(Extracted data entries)
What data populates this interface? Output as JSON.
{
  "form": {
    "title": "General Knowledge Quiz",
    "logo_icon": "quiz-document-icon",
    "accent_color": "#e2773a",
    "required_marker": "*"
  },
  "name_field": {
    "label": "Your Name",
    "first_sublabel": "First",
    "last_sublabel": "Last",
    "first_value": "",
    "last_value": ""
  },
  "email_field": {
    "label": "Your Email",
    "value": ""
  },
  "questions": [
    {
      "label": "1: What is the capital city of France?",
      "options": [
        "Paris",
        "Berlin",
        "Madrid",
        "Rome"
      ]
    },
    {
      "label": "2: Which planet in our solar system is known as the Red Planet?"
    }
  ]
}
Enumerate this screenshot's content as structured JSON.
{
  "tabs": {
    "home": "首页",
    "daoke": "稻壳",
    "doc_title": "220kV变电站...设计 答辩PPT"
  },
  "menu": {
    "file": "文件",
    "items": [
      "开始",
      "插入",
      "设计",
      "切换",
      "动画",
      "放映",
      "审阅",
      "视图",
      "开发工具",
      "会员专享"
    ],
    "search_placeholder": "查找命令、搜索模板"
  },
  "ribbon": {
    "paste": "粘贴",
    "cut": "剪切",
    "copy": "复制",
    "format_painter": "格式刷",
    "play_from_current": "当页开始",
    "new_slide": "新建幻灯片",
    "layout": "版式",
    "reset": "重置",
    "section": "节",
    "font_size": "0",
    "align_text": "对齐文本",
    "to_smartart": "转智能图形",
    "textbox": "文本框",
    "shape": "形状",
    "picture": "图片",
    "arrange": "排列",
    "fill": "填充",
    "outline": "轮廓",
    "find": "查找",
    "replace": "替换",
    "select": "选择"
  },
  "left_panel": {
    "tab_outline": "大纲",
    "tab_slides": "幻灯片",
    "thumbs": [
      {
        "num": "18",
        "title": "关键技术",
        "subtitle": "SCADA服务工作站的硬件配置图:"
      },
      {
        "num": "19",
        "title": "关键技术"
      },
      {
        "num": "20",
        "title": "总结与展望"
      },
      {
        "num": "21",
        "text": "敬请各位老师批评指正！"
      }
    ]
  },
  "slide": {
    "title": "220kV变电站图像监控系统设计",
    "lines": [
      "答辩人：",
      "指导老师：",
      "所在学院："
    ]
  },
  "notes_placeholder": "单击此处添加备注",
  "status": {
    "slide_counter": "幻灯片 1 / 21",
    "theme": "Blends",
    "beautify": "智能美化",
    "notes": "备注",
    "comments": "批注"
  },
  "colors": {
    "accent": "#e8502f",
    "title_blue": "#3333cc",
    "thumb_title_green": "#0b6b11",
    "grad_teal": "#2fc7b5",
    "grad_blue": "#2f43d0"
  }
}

SHORT EXERCISE – Return every record above exactly as it appears.

COMPLETE OUTPUT –
What data populates this interface? Output as JSON.
{
  "form": {
    "title": "General Knowledge Quiz",
    "logo_icon": "quiz-document-icon",
    "accent_color": "#e2773a",
    "required_marker": "*"
  },
  "name_field": {
    "label": "Your Name",
    "first_sublabel": "First",
    "last_sublabel": "Last",
    "first_value": "",
    "last_value": ""
  },
  "email_field": {
    "label": "Your Email",
    "value": ""
  },
  "questions": [
    {
      "label": "1: What is the capital city of France?",
      "options": [
        "Paris",
        "Berlin",
        "Madrid",
        "Rome"
      ]
    },
    {
      "label": "2: Which planet in our solar system is known as the Red Planet?"
    }
  ]
}
Enumerate this screenshot's content as structured JSON.
{
  "tabs": {
    "home": "首页",
    "daoke": "稻壳",
    "doc_title": "220kV变电站...设计 答辩PPT"
  },
  "menu": {
    "file": "文件",
    "items": [
      "开始",
      "插入",
      "设计",
      "切换",
      "动画",
      "放映",
      "审阅",
      "视图",
      "开发工具",
      "会员专享"
    ],
    "search_placeholder": "查找命令、搜索模板"
  },
  "ribbon": {
    "paste": "粘贴",
    "cut": "剪切",
    "copy": "复制",
    "format_painter": "格式刷",
    "play_from_current": "当页开始",
    "new_slide": "新建幻灯片",
    "layout": "版式",
    "reset": "重置",
    "section": "节",
    "font_size": "0",
    "align_text": "对齐文本",
    "to_smartart": "转智能图形",
    "textbox": "文本框",
    "shape": "形状",
    "picture": "图片",
    "arrange": "排列",
    "fill": "填充",
    "outline": "轮廓",
    "find": "查找",
    "replace": "替换",
    "select": "选择"
  },
  "left_panel": {
    "tab_outline": "大纲",
    "tab_slides": "幻灯片",
    "thumbs": [
      {
        "num": "18",
        "title": "关键技术",
        "subtitle": "SCADA服务工作站的硬件配置图:"
      },
      {
        "num": "19",
        "title": "关键技术"
      },
      {
        "num": "20",
        "title": "总结与展望"
      },
      {
        "num": "21",
        "text": "敬请各位老师批评指正！"
      }
    ]
  },
  "slide": {
    "title": "220kV变电站图像监控系统设计",
    "lines": [
      "答辩人：",
      "指导老师：",
      "所在学院："
    ]
  },
  "notes_placeholder": "单击此处添加备注",
  "status": {
    "slide_counter": "幻灯片 1 / 21",
    "theme": "Blends",
    "beautify": "智能美化",
    "notes": "备注",
    "comments": "批注"
  },
  "colors": {
    "accent": "#e8502f",
    "title_blue": "#3333cc",
    "thumb_title_green": "#0b6b11",
    "grad_teal": "#2fc7b5",
    "grad_blue": "#2f43d0"
  }
}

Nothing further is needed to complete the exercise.